* **EXERCISE DIRECTIONS**:
Where a line of the material contains the string "Count", copy that line.

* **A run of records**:
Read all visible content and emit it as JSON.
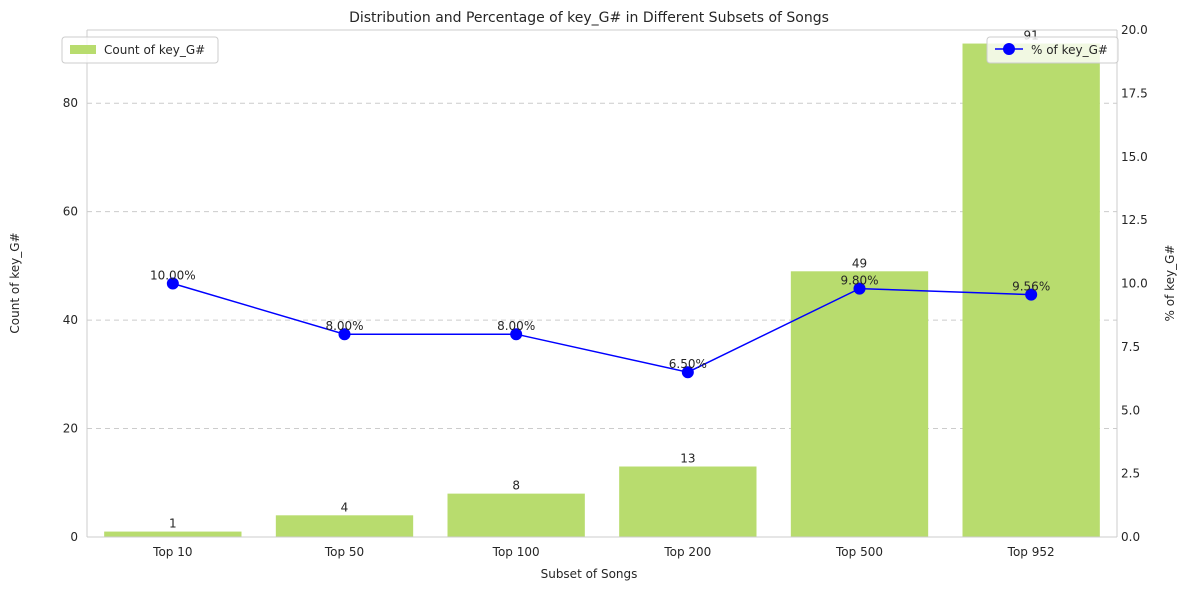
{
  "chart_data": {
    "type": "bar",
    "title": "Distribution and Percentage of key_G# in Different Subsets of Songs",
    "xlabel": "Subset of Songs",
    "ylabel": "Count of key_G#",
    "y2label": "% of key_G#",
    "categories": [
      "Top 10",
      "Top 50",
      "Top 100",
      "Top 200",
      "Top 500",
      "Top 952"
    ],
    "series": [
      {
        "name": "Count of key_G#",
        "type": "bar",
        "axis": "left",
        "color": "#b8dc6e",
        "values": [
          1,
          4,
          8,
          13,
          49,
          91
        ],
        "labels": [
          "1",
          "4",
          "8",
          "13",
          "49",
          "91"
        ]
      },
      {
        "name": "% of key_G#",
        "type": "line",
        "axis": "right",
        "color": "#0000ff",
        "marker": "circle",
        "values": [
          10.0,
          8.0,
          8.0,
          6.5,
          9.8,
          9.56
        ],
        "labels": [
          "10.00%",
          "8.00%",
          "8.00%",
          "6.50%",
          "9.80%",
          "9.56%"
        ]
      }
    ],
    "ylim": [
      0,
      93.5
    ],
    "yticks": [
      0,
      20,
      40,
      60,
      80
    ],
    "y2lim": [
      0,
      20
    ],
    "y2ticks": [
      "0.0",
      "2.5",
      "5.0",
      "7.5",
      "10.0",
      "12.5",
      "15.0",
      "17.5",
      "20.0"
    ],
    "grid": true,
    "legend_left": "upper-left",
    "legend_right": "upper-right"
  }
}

* **EXERCISE RESPONSE**:
    "ylabel": "Count of key_G#",
        "name": "Count of key_G#",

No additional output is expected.